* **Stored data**
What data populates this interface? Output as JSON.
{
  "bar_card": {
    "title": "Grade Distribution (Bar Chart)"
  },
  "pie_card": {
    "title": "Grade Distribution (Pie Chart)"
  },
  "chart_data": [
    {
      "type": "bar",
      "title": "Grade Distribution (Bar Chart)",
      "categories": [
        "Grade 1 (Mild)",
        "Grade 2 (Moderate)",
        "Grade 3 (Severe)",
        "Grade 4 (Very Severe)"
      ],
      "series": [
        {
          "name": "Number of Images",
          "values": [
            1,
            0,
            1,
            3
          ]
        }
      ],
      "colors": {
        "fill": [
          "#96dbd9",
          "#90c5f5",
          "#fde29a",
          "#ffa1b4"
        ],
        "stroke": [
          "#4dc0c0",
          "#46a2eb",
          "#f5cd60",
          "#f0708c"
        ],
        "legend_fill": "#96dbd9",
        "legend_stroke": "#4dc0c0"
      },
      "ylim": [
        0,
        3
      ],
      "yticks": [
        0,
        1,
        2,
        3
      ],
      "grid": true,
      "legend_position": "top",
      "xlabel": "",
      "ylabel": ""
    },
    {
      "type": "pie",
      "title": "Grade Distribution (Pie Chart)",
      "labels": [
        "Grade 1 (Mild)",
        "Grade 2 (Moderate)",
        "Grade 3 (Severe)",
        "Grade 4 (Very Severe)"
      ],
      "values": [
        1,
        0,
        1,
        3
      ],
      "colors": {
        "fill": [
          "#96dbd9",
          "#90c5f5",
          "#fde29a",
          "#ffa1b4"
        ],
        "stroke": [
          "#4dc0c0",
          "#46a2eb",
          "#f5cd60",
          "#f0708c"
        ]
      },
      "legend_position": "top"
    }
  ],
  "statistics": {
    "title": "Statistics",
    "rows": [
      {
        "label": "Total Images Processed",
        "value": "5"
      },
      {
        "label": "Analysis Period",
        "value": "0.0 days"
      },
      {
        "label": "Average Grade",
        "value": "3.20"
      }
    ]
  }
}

* **What this task involves**
Restate each record word for word.

* **Output of the exercise**
What data populates this interface? Output as JSON.
{
  "bar_card": {
    "title": "Grade Distribution (Bar Chart)"
  },
  "pie_card": {
    "title": "Grade Distribution (Pie Chart)"
  },
  "chart_data": [
    {
      "type": "bar",
      "title": "Grade Distribution (Bar Chart)",
      "categories": [
        "Grade 1 (Mild)",
        "Grade 2 (Moderate)",
        "Grade 3 (Severe)",
        "Grade 4 (Very Severe)"
      ],
      "series": [
        {
          "name": "Number of Images",
          "values": [
            1,
            0,
            1,
            3
          ]
        }
      ],
      "colors": {
        "fill": [
          "#96dbd9",
          "#90c5f5",
          "#fde29a",
          "#ffa1b4"
        ],
        "stroke": [
          "#4dc0c0",
          "#46a2eb",
          "#f5cd60",
          "#f0708c"
        ],
        "legend_fill": "#96dbd9",
        "legend_stroke": "#4dc0c0"
      },
      "ylim": [
        0,
        3
      ],
      "yticks": [
        0,
        1,
        2,
        3
      ],
      "grid": true,
      "legend_position": "top",
      "xlabel": "",
      "ylabel": ""
    },
    {
      "type": "pie",
      "title": "Grade Distribution (Pie Chart)",
      "labels": [
        "Grade 1 (Mild)",
        "Grade 2 (Moderate)",
        "Grade 3 (Severe)",
        "Grade 4 (Very Severe)"
      ],
      "values": [
        1,
        0,
        1,
        3
      ],
      "colors": {
        "fill": [
          "#96dbd9",
          "#90c5f5",
          "#fde29a",
          "#ffa1b4"
        ],
        "stroke": [
          "#4dc0c0",
          "#46a2eb",
          "#f5cd60",
          "#f0708c"
        ]
      },
      "legend_position": "top"
    }
  ],
  "statistics": {
    "title": "Statistics",
    "rows": [
      {
        "label": "Total Images Processed",
        "value": "5"
      },
      {
        "label": "Analysis Period",
        "value": "0.0 days"
      },
      {
        "label": "Average Grade",
        "value": "3.20"
      }
    ]
  }
}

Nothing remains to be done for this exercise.